» **Problem statement**: State the number of lines where "الرفاعي" appears. Add nothing else.

── Source material

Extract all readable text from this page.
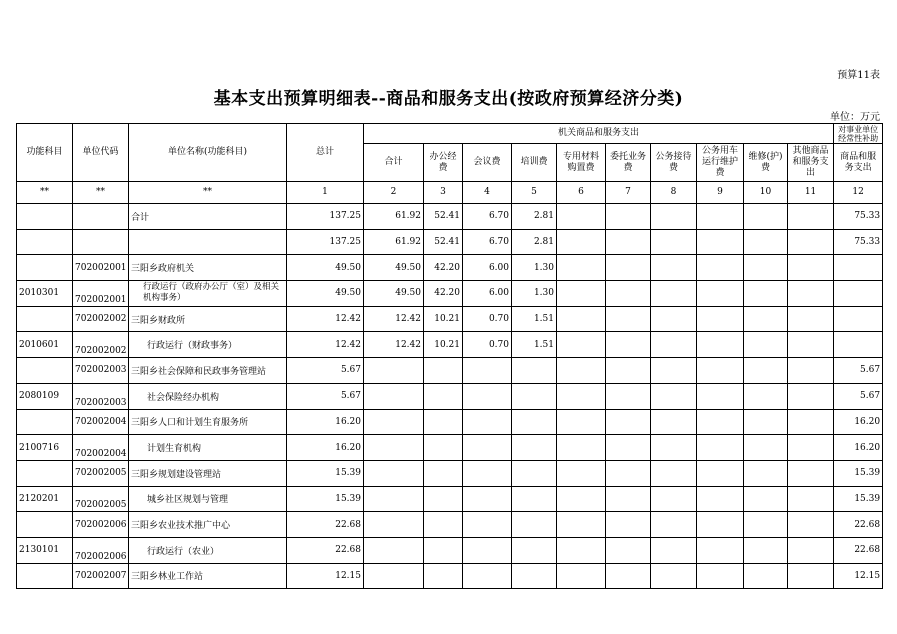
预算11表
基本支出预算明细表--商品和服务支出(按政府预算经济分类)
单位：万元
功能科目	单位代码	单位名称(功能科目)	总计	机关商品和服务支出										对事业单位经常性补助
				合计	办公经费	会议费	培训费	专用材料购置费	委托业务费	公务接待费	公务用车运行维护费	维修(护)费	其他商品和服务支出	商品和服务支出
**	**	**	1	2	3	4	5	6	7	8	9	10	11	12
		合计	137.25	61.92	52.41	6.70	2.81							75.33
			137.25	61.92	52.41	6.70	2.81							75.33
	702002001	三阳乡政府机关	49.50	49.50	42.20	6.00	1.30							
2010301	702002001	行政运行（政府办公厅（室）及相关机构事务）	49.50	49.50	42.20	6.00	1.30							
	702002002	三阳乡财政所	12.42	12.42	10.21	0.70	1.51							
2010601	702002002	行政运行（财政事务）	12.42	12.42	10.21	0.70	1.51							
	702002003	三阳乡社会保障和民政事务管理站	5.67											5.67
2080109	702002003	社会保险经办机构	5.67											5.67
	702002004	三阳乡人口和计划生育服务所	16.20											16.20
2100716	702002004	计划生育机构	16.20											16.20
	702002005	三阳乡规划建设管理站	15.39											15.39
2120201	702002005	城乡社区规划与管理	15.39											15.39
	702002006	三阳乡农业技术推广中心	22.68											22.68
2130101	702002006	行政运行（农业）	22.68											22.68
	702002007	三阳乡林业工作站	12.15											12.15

────
── Source material

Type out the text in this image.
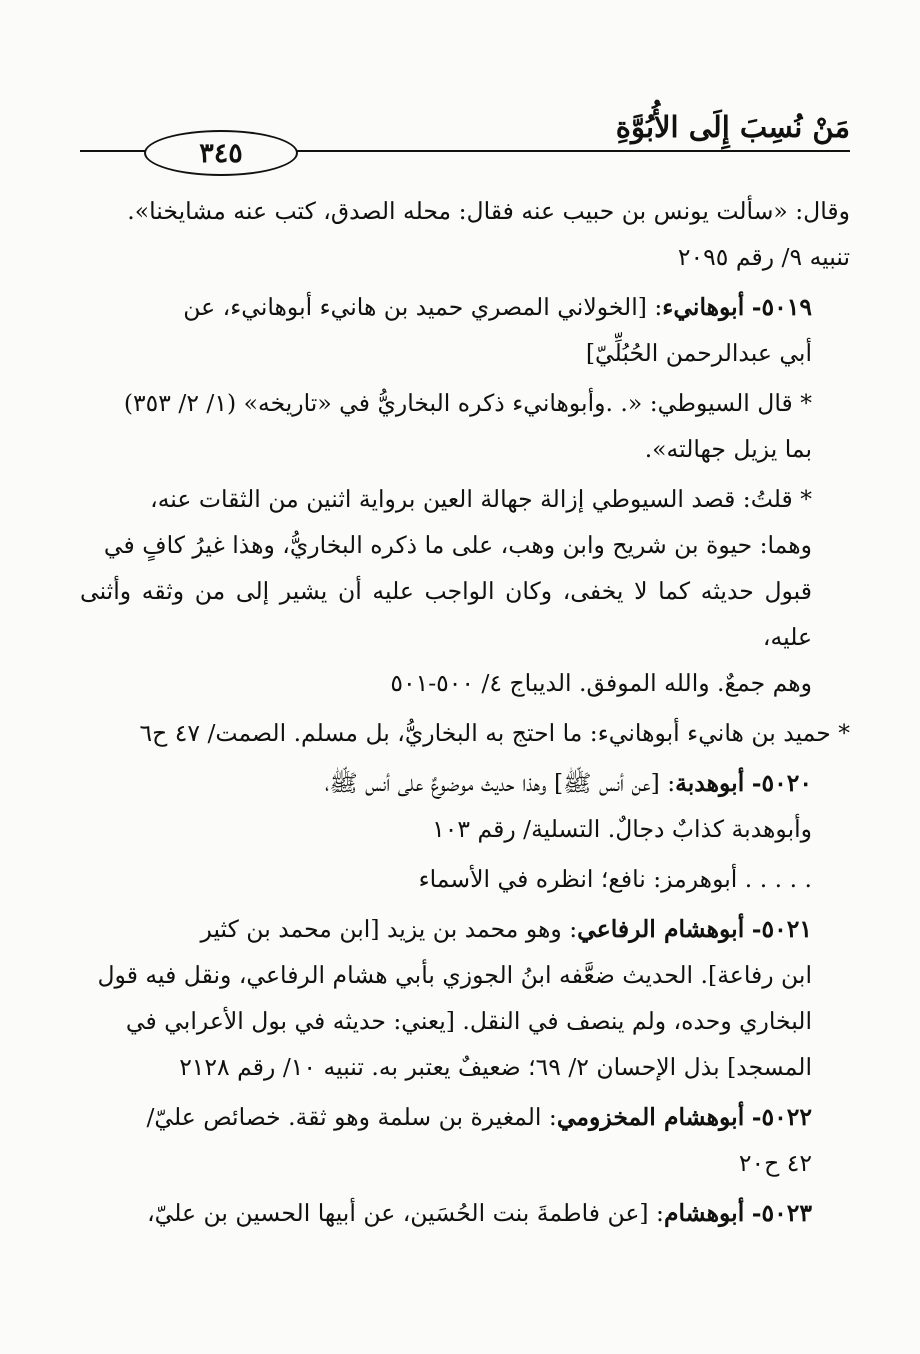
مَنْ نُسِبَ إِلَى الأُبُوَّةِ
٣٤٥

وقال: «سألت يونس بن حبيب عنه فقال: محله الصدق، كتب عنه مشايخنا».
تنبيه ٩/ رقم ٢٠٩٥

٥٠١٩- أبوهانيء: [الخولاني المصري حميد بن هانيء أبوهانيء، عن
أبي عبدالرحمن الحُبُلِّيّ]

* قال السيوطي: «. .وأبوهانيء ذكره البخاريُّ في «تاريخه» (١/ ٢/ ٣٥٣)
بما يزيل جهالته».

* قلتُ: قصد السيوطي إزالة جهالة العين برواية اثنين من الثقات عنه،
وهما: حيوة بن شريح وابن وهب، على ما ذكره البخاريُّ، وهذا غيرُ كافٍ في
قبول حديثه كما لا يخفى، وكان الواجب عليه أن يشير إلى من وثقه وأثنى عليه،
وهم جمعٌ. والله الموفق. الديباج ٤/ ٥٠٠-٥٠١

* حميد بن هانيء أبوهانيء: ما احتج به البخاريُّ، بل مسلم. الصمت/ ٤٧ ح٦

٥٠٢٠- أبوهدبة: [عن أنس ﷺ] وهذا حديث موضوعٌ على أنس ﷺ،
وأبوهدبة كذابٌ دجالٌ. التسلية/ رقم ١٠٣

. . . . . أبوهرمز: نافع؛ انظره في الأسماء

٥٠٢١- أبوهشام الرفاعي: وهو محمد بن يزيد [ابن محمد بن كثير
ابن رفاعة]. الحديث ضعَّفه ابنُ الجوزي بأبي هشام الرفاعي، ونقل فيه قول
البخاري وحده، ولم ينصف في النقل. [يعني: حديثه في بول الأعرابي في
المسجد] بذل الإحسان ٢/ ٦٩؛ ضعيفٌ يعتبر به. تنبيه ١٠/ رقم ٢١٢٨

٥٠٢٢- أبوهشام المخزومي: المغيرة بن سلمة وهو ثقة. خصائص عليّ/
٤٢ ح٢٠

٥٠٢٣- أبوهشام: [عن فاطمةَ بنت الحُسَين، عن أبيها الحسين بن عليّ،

────

» **Solution for this exercise**: 2